■ Brief 1 ■
In the exhibition text, which accessories give hints to the individuality of the person in Alcena's photographs?
══ Excerpted text
Melissa Alcena, Francesca Catastini, Christian Eisenberger: With no less than three extraordinary positions, OstLicht Gallery illuminates the remarkable range of contemporary photography.
Turquoise water, empty white beaches, tropical fruits and luxury resorts: this is how the Caribbean is usually depicted.
Bahamian photographer Melissa Alcena turns the narrative of her homeland around and focuses on the inhabitants of The Bahamas themselves instead of the picturesque vacation paradise. Alcena’s works are situated between documentary and staged photography and show the country and its people as complex, sensual and diverse way.
Studio shots of bright flowers against a black background blend into atmospheric outdoor portraits and arranged indoor settings. The striking back- and profile views take up large areas of individual motifs. They obscure the otherwise widespread tourists’ images of the »vacation paradise«.
In Alcena's photographs, the back views – often taken as a dismissive posture – are decorated with accessories and offer scope for interpretations. Sunglasses, chains, and fabrics give hints to the individuality of the person. Some protagonists appear as if they are enveloped in a veil, contradicting the image of the Caribbean in exclusively intense and bright tones.
════
══ Extracted entries
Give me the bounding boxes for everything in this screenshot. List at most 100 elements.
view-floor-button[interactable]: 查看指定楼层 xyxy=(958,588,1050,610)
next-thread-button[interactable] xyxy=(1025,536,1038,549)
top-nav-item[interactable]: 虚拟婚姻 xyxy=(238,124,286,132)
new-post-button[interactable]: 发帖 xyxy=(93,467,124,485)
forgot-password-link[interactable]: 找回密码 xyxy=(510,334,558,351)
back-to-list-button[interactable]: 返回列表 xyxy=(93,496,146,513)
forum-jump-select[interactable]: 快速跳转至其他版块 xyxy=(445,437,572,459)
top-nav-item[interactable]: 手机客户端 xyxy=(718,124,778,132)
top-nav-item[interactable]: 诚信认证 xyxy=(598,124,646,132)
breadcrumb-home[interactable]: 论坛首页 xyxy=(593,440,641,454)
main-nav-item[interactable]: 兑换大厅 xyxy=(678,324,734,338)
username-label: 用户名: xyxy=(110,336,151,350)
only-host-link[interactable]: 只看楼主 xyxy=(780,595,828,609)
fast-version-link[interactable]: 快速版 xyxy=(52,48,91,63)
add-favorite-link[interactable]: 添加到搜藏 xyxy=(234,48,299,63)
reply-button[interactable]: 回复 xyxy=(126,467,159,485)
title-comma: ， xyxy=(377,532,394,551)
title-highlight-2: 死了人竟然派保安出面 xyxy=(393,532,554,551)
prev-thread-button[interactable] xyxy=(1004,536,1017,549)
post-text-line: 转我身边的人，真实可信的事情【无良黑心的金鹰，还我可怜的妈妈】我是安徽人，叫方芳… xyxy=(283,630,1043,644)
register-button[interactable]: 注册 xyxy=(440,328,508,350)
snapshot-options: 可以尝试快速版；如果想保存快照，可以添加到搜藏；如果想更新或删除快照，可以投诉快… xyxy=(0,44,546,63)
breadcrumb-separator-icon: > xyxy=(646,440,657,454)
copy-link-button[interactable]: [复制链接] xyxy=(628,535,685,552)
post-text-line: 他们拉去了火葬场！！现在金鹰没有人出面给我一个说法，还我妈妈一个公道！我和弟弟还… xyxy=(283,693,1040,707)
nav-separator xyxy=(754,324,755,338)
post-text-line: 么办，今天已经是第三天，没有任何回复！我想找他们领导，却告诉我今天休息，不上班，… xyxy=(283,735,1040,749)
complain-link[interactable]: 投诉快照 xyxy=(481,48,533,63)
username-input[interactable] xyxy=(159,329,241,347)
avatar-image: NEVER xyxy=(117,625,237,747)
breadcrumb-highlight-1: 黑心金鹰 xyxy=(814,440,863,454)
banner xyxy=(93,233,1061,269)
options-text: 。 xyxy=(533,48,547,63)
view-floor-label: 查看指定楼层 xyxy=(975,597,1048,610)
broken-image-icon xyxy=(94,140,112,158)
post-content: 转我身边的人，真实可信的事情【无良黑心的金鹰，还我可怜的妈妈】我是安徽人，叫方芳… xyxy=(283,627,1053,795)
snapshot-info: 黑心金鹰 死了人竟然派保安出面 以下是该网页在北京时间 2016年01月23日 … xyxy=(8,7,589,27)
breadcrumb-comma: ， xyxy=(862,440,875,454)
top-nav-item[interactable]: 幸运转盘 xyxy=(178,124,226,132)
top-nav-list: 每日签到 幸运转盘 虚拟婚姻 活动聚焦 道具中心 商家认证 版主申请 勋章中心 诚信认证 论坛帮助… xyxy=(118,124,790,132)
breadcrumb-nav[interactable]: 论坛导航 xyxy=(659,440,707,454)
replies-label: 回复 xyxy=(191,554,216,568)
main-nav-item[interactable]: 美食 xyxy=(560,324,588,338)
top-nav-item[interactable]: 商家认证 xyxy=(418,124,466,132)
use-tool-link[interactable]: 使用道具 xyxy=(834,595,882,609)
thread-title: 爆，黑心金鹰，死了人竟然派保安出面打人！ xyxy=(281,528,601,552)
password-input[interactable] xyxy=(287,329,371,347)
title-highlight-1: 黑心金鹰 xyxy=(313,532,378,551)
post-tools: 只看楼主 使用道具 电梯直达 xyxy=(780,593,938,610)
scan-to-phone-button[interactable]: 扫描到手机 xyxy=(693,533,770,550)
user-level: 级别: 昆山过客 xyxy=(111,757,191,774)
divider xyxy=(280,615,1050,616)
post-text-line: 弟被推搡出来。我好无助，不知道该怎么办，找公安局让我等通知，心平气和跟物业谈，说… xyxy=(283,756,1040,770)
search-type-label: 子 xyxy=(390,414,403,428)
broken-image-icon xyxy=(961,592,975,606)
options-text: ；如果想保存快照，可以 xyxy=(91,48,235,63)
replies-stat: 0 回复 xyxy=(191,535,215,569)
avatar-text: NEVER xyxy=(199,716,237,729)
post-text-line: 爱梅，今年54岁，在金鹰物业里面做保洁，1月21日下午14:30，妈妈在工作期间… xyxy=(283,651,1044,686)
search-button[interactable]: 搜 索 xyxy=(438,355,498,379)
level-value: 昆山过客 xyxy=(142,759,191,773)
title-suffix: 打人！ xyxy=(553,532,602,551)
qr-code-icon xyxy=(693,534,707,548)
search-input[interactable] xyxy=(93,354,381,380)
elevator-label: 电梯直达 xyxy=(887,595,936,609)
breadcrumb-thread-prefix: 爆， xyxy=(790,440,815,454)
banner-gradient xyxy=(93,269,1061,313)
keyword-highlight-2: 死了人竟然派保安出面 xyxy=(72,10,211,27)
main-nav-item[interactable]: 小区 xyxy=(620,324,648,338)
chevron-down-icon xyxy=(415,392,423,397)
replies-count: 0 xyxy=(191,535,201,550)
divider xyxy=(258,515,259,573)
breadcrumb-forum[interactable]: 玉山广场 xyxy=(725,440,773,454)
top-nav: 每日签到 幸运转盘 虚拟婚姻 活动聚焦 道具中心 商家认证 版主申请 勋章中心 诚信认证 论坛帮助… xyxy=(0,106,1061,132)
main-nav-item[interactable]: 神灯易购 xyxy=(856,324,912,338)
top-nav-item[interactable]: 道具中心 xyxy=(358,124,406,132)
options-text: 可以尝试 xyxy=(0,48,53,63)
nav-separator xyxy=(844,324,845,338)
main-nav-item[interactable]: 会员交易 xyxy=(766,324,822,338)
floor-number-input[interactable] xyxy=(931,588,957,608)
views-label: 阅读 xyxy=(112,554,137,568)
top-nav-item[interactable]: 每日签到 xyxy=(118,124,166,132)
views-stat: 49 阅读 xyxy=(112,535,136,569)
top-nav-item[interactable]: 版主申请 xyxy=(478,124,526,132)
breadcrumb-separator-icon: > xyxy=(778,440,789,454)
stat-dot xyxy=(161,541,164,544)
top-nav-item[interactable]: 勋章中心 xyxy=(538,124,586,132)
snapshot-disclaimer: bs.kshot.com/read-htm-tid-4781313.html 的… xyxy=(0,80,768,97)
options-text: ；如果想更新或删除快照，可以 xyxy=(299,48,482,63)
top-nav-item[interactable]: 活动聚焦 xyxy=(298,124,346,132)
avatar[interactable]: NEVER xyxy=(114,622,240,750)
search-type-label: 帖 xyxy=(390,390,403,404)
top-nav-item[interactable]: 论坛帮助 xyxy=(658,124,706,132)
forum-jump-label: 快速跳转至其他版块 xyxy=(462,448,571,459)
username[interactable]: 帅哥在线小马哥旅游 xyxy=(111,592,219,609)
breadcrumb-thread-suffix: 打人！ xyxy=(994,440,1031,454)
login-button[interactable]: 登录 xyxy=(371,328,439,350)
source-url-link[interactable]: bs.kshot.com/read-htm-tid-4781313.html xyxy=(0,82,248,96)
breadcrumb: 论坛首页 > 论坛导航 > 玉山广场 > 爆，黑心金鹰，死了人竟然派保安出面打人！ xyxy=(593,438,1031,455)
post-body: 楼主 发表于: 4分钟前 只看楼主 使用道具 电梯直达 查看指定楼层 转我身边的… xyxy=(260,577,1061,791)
════
■ Brief 2 ■
Transcribe the records exactly, starting at their first line and ending at the line containing "fast-version-link[interactable]: 快速版 xyxy=(52,48,91,63)", with both of those lines included.

■ Expected output 1 ■
Sunglasses, chains, and fabrics.

■ Expected output 2 ■
Give me the bounding boxes for everything in this screenshot. List at most 100 elements.
view-floor-button[interactable]: 查看指定楼层 xyxy=(958,588,1050,610)
next-thread-button[interactable] xyxy=(1025,536,1038,549)
top-nav-item[interactable]: 虚拟婚姻 xyxy=(238,124,286,132)
new-post-button[interactable]: 发帖 xyxy=(93,467,124,485)
forgot-password-link[interactable]: 找回密码 xyxy=(510,334,558,351)
back-to-list-button[interactable]: 返回列表 xyxy=(93,496,146,513)
forum-jump-select[interactable]: 快速跳转至其他版块 xyxy=(445,437,572,459)
top-nav-item[interactable]: 手机客户端 xyxy=(718,124,778,132)
top-nav-item[interactable]: 诚信认证 xyxy=(598,124,646,132)
breadcrumb-home[interactable]: 论坛首页 xyxy=(593,440,641,454)
main-nav-item[interactable]: 兑换大厅 xyxy=(678,324,734,338)
username-label: 用户名: xyxy=(110,336,151,350)
only-host-link[interactable]: 只看楼主 xyxy=(780,595,828,609)
fast-version-link[interactable]: 快速版 xyxy=(52,48,91,63)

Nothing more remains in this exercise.